Exercise task:
Go through the entries one line at a time, and gather every line that has the word "ylabel".

Figure record extracts:
——————————

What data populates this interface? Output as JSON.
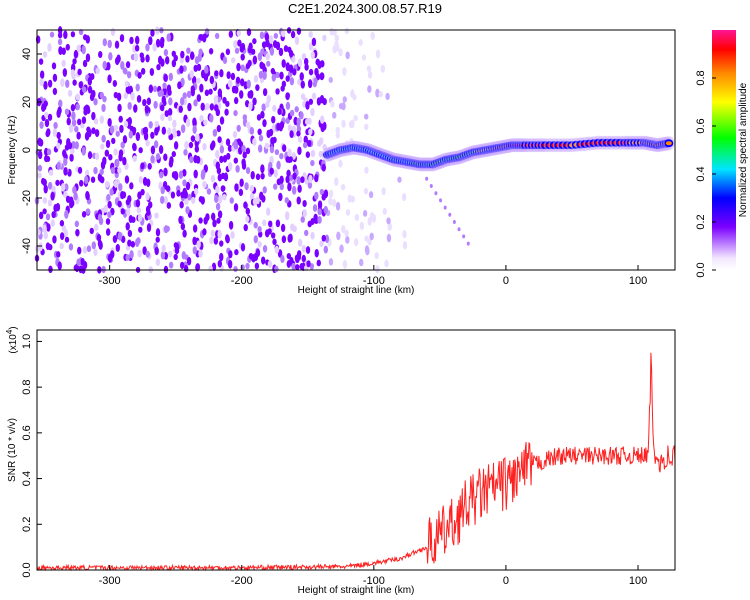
{
  "title": "C2E1.2024.300.08.57.R19",
  "chart_data": [
    {
      "type": "heatmap",
      "xlabel": "Height of straight line (km)",
      "ylabel": "Frequency (Hz)",
      "xlim": [
        -355,
        128
      ],
      "ylim": [
        -50,
        50
      ],
      "x_ticks": [
        -300,
        -200,
        -100,
        0,
        100
      ],
      "y_ticks": [
        -40,
        -20,
        0,
        20,
        40
      ],
      "colorbar": {
        "label": "Normalized spectral amplitude",
        "range": [
          0,
          1
        ],
        "ticks": [
          "0.0",
          "0.2",
          "0.4",
          "0.6",
          "0.8"
        ],
        "colors": [
          "#f2e6ff",
          "#7a00ff",
          "#0000ff",
          "#00e5ff",
          "#00ff00",
          "#ffff00",
          "#ff8800",
          "#ff0000",
          "#ff1493"
        ]
      },
      "noise_region_x": [
        -355,
        -75
      ],
      "ridge": {
        "x": [
          -135,
          -125,
          -115,
          -105,
          -95,
          -85,
          -75,
          -65,
          -55,
          -45,
          -35,
          -25,
          -15,
          -5,
          5,
          15,
          30,
          50,
          70,
          90,
          105,
          115,
          125
        ],
        "freq": [
          -2,
          0,
          1,
          0,
          -2,
          -4,
          -5,
          -6,
          -6,
          -4,
          -3,
          -1,
          0,
          1,
          2,
          2,
          2,
          2,
          3,
          3,
          3,
          2,
          3
        ],
        "amp": [
          0.3,
          0.45,
          0.4,
          0.35,
          0.35,
          0.45,
          0.4,
          0.5,
          0.45,
          0.5,
          0.5,
          0.5,
          0.65,
          0.75,
          0.85,
          0.9,
          0.95,
          0.8,
          0.9,
          0.85,
          0.7,
          0.8,
          0.75
        ]
      },
      "grid": false
    },
    {
      "type": "line",
      "xlabel": "Height of straight line (km)",
      "ylabel": "SNR (10 * v/v)",
      "y_multiplier": "(x10",
      "y_multiplier_exp": "4",
      "xlim": [
        -355,
        128
      ],
      "ylim": [
        0,
        1.05
      ],
      "x_ticks": [
        -300,
        -200,
        -100,
        0,
        100
      ],
      "y_ticks": [
        "0.0",
        "0.2",
        "0.4",
        "0.6",
        "0.8",
        "1.0"
      ],
      "series": [
        {
          "color": "#ff2020",
          "x": [
            -355,
            -300,
            -200,
            -120,
            -100,
            -80,
            -60,
            -50,
            -40,
            -30,
            -20,
            -10,
            0,
            10,
            20,
            30,
            40,
            60,
            80,
            100,
            105,
            108,
            110,
            112,
            120,
            128
          ],
          "y": [
            0.01,
            0.01,
            0.01,
            0.015,
            0.03,
            0.05,
            0.1,
            0.15,
            0.2,
            0.28,
            0.33,
            0.36,
            0.38,
            0.42,
            0.46,
            0.48,
            0.5,
            0.5,
            0.5,
            0.5,
            0.5,
            0.5,
            0.95,
            0.48,
            0.49,
            0.5
          ]
        }
      ],
      "grid": false
    }
  ]
}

——————————

Task output:
      "ylabel": "Frequency (Hz)",
      "ylabel": "SNR (10 * v/v)",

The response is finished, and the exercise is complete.